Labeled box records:
================

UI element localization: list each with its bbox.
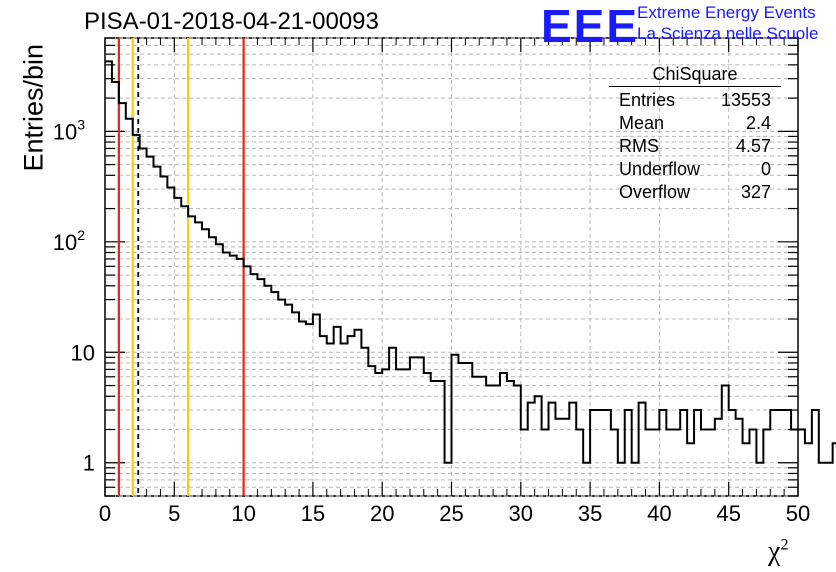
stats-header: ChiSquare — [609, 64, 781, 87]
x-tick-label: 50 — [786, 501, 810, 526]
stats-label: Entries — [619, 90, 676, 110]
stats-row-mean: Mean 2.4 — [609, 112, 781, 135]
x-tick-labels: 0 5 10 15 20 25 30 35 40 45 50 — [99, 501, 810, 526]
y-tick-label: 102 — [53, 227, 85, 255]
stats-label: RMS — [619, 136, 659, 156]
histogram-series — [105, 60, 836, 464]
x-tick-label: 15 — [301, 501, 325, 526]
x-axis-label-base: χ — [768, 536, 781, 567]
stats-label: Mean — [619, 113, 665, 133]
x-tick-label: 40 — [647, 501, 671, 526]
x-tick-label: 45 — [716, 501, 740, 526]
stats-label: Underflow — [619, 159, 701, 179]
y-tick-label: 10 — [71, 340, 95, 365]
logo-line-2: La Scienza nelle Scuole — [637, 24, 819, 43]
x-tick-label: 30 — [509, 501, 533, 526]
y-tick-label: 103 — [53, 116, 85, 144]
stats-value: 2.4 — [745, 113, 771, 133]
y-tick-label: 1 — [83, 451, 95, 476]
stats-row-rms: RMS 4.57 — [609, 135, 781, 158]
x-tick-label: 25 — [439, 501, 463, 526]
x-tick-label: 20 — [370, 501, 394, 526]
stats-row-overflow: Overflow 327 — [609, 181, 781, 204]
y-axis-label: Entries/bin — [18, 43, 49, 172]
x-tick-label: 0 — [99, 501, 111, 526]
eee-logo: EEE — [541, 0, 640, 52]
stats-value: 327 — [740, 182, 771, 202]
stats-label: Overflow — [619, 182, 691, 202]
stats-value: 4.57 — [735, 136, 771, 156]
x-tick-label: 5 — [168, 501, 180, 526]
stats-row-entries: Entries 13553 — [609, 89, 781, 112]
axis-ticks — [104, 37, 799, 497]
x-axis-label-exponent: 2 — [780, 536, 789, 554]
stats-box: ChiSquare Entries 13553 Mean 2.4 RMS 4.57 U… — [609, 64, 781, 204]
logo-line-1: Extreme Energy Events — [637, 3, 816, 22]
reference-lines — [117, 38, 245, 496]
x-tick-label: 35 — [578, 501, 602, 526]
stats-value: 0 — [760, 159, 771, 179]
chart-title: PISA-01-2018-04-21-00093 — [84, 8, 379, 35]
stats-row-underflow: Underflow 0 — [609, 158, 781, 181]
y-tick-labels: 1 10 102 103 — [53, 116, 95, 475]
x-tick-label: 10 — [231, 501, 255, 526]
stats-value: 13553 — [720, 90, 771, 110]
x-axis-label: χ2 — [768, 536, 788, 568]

================

WORK TO DO: Rewrite the entries above as a numbered list, skipping any blank lines and leaving the pictures out.

TASK RESULT:
1. UI element localization: list each with its bbox.
2. stats-header: ChiSquare — [609, 64, 781, 87]
3. x-tick-label: 50 — [786, 501, 810, 526]
4. stats-label: Entries — [619, 90, 676, 110]
5. stats-row-mean: Mean 2.4 — [609, 112, 781, 135]
6. x-tick-labels: 0 5 10 15 20 25 30 35 40 45 50 — [99, 501, 810, 526]
7. y-tick-label: 102 — [53, 227, 85, 255]
8. stats-label: RMS — [619, 136, 659, 156]
9. histogram-series — [105, 60, 836, 464]
10. x-tick-label: 15 — [301, 501, 325, 526]
11. x-axis-label-base: χ — [768, 536, 781, 567]
12. stats-label: Mean — [619, 113, 665, 133]
13. x-tick-label: 40 — [647, 501, 671, 526]
14. x-tick-label: 45 — [716, 501, 740, 526]
15. stats-label: Underflow — [619, 159, 701, 179]
16. y-tick-label: 10 — [71, 340, 95, 365]
17. logo-line-2: La Scienza nelle Scuole — [637, 24, 819, 43]
18. x-tick-label: 30 — [509, 501, 533, 526]
19. y-tick-label: 103 — [53, 116, 85, 144]
20. stats-value: 2.4 — [745, 113, 771, 133]
21. y-tick-label: 1 — [83, 451, 95, 476]
22. stats-row-rms: RMS 4.57 — [609, 135, 781, 158]
23. x-tick-label: 25 — [439, 501, 463, 526]
24. x-tick-label: 20 — [370, 501, 394, 526]
25. stats-row-overflow: Overflow 327 — [609, 181, 781, 204]
26. y-axis-label: Entries/bin — [18, 43, 49, 172]
27. x-tick-label: 0 — [99, 501, 111, 526]
28. eee-logo: EEE — [541, 0, 640, 52]
29. stats-value: 327 — [740, 182, 771, 202]
30. stats-label: Overflow — [619, 182, 691, 202]
31. stats-value: 4.57 — [735, 136, 771, 156]
32. x-tick-label: 5 — [168, 501, 180, 526]
33. stats-row-entries: Entries 13553 — [609, 89, 781, 112]
34. axis-ticks — [104, 37, 799, 497]
35. x-axis-label-exponent: 2 — [780, 536, 789, 554]
36. stats-box: ChiSquare Entries 13553 Mean 2.4 RMS 4.57 U… — [609, 64, 781, 204]
37. logo-line-1: Extreme Energy Events — [637, 3, 816, 22]
38. reference-lines — [117, 38, 245, 496]
39. x-tick-label: 35 — [578, 501, 602, 526]
40. stats-value: 0 — [760, 159, 771, 179]
41. chart-title: PISA-01-2018-04-21-00093 — [84, 8, 379, 35]
42. stats-row-underflow: Underflow 0 — [609, 158, 781, 181]
43. y-tick-labels: 1 10 102 103 — [53, 116, 95, 475]
44. x-tick-label: 10 — [231, 501, 255, 526]
45. stats-value: 13553 — [720, 90, 771, 110]
46. x-axis-label: χ2 — [768, 536, 788, 568]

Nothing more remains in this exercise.